Dataset items:
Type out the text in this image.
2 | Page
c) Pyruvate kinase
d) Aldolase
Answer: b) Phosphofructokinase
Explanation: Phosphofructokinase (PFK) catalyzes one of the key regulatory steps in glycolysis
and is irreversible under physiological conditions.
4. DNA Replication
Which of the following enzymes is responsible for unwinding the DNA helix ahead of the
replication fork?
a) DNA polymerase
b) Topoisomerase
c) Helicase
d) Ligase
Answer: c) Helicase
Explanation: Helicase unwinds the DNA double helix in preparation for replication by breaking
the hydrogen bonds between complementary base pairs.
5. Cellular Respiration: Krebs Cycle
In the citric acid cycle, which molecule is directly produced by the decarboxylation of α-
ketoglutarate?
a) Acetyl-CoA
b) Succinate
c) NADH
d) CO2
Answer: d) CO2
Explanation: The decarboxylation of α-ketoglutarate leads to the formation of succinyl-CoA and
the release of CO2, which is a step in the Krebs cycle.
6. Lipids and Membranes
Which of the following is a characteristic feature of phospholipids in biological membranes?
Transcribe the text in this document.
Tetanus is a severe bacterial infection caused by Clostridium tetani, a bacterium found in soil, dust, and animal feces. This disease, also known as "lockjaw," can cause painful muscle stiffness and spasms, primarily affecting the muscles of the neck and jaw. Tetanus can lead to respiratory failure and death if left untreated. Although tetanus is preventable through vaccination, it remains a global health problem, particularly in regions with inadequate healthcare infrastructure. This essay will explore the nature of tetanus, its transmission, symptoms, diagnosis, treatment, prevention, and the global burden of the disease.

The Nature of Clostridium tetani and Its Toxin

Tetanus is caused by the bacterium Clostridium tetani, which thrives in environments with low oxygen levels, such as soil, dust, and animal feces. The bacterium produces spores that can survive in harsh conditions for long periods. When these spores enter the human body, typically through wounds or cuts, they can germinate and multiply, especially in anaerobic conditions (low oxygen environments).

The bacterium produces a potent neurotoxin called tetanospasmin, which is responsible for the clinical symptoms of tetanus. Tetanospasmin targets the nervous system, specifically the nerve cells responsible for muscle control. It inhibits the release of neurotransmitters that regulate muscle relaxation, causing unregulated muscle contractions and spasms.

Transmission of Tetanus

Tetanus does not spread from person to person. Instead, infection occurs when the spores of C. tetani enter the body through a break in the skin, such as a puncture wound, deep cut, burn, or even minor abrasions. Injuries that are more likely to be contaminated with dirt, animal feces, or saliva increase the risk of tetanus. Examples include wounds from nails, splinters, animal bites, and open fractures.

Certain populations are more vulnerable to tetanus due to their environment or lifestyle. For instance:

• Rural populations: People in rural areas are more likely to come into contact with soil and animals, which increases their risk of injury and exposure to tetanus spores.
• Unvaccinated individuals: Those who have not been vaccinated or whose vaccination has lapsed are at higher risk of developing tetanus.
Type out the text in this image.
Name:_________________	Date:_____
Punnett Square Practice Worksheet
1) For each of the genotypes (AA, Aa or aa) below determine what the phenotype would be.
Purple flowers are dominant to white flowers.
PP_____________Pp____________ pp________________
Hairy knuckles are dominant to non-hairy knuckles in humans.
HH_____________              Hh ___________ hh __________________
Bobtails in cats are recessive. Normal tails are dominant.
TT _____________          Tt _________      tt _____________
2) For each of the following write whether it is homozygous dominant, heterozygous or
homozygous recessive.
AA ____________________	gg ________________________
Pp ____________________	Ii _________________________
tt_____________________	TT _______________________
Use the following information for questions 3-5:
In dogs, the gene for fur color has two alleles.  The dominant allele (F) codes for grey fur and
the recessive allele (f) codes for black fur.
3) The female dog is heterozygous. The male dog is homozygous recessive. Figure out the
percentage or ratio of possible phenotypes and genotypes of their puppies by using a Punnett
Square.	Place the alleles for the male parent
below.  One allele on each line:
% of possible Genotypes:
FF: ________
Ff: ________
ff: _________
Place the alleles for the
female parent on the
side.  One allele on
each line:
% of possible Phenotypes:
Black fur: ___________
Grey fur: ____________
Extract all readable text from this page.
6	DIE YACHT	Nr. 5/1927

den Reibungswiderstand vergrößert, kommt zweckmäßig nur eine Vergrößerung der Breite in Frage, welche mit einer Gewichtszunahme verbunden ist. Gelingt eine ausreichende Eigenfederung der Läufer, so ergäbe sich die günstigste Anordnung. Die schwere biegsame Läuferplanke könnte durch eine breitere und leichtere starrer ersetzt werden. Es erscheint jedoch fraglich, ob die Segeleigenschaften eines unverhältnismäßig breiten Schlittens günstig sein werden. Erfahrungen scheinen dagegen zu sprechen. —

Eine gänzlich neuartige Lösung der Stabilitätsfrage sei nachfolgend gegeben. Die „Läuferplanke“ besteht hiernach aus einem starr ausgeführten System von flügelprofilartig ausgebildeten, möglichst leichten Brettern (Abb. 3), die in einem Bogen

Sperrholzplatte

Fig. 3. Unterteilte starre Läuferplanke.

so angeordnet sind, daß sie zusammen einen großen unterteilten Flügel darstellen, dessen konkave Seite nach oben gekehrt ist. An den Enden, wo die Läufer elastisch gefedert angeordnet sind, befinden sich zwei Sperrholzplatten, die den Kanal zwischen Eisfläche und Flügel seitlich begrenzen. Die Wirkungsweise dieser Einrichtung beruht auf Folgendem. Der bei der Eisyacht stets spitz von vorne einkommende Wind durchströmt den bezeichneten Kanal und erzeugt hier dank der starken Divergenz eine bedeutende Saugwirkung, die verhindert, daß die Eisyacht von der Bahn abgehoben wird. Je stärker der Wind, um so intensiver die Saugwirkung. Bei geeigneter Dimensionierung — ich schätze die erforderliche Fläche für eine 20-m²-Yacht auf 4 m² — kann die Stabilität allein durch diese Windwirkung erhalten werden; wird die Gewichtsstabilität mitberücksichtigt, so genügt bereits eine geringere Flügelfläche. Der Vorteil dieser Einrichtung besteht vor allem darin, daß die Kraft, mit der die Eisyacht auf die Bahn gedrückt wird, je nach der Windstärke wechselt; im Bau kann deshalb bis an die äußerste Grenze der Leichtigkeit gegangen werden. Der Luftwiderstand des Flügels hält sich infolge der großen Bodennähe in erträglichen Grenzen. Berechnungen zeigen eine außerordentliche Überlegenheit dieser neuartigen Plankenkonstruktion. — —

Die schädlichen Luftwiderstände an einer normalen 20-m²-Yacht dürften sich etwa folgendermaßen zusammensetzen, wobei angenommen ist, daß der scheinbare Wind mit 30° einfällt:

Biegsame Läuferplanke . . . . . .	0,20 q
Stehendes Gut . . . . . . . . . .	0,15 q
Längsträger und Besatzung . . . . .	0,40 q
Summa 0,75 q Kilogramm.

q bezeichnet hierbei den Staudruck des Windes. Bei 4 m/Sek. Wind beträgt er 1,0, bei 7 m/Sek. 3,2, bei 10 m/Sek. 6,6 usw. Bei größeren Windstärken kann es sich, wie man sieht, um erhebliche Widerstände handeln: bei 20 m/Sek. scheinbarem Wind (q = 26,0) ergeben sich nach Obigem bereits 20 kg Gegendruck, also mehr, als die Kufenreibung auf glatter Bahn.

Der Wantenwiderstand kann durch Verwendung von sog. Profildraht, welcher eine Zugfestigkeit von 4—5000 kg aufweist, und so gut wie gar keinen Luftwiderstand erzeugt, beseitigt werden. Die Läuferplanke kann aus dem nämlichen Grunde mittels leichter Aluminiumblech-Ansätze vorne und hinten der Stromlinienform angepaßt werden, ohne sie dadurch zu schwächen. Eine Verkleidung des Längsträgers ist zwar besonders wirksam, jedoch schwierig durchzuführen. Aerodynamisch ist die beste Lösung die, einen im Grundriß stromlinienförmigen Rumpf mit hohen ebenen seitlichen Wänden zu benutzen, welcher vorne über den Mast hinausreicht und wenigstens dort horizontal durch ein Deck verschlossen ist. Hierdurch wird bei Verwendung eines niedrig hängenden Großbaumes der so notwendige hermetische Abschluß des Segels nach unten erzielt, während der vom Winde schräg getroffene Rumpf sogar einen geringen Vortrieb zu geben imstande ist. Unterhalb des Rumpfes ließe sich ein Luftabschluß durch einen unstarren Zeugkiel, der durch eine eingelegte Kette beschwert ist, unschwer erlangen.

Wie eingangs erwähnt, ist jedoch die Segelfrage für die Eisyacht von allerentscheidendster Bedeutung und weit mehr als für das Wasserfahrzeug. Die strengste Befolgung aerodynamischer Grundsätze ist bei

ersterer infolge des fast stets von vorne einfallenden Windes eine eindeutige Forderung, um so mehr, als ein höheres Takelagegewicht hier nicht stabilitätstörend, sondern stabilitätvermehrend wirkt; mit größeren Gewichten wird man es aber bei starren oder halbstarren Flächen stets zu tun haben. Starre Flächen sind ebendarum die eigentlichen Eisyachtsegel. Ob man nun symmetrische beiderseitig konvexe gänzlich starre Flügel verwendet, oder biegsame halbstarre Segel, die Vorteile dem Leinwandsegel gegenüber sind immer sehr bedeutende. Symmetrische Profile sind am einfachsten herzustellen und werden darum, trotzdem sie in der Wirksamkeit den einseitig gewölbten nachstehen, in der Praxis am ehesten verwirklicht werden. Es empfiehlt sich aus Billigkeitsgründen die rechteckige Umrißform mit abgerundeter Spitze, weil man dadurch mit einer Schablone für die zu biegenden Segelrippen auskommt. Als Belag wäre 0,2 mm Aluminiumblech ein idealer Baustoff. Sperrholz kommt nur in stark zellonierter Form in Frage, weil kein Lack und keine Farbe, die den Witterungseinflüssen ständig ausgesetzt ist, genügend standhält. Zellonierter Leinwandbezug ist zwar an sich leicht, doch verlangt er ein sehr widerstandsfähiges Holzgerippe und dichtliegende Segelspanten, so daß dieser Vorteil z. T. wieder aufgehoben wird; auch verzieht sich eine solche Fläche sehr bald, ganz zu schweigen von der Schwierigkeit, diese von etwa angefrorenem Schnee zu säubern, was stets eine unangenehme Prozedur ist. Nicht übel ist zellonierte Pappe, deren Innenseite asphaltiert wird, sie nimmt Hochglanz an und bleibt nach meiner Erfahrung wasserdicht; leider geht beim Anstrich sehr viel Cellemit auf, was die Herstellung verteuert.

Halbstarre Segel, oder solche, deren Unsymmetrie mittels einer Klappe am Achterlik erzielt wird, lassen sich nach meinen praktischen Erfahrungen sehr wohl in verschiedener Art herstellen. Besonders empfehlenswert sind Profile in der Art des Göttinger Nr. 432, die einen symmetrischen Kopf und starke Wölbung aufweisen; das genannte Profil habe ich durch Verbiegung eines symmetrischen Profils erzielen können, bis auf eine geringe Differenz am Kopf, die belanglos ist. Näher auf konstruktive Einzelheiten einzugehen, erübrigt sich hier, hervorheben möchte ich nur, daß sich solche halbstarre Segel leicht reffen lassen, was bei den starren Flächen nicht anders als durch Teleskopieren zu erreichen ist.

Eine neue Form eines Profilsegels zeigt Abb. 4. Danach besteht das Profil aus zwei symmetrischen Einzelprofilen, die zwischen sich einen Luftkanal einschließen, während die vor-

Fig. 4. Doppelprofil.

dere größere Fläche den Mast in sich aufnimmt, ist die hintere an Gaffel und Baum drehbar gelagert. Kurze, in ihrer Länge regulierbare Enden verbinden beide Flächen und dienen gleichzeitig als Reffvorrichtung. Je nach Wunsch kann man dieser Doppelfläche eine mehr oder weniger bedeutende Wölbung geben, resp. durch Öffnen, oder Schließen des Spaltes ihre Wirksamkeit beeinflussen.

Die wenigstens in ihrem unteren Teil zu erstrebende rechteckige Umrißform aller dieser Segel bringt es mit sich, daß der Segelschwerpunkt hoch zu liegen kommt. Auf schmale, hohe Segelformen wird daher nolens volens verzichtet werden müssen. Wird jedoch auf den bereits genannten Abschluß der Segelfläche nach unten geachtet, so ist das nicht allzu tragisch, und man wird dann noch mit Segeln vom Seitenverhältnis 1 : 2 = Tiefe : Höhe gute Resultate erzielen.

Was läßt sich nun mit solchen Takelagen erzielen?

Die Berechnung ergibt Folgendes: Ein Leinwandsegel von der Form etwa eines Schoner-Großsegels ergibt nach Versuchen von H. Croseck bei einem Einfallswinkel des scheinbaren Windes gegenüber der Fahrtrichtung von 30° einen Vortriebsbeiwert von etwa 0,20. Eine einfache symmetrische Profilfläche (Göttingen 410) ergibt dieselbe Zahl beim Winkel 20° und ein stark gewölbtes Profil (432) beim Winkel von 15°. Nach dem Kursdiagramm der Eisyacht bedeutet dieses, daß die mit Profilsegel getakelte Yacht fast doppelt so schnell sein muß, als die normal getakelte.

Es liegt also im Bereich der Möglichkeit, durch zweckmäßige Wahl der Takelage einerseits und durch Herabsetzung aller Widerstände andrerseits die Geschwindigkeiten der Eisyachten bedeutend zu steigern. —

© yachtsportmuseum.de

WHAT THE TASK REQUIRES: Wherever a line contains the string "besteht", copy that line from the data.

THE ANSWER:
Eine gänzlich neuartige Lösung der Stabilitätsfrage sei nachfolgend gegeben. Die „Läuferplanke“ besteht hiernach aus einem starr ausgeführten System von flügelprofilartig ausgebildeten, möglichst leichten Brettern (Abb. 3), die in einem Bogen
so angeordnet sind, daß sie zusammen einen großen unterteilten Flügel darstellen, dessen konkave Seite nach oben gekehrt ist. An den Enden, wo die Läufer elastisch gefedert angeordnet sind, befinden sich zwei Sperrholzplatten, die den Kanal zwischen Eisfläche und Flügel seitlich begrenzen. Die Wirkungsweise dieser Einrichtung beruht auf Folgendem. Der bei der Eisyacht stets spitz von vorne einkommende Wind durchströmt den bezeichneten Kanal und erzeugt hier dank der starken Divergenz eine bedeutende Saugwirkung, die verhindert, daß die Eisyacht von der Bahn abgehoben wird. Je stärker der Wind, um so intensiver die Saugwirkung. Bei geeigneter Dimensionierung — ich schätze die erforderliche Fläche für eine 20-m²-Yacht auf 4 m² — kann die Stabilität allein durch diese Windwirkung erhalten werden; wird die Gewichtsstabilität mitberücksichtigt, so genügt bereits eine geringere Flügelfläche. Der Vorteil dieser Einrichtung besteht vor allem darin, daß die Kraft, mit der die Eisyacht auf die Bahn gedrückt wird, je nach der Windstärke wechselt; im Bau kann deshalb bis an die äußerste Grenze der Leichtigkeit gegangen werden. Der Luftwiderstand des Flügels hält sich infolge der großen Bodennähe in erträglichen Grenzen. Berechnungen zeigen eine außerordentliche Überlegenheit dieser neuartigen Plankenkonstruktion. — —
Eine neue Form eines Profilsegels zeigt Abb. 4. Danach besteht das Profil aus zwei symmetrischen Einzelprofilen, die zwischen sich einen Luftkanal einschließen, während die vor-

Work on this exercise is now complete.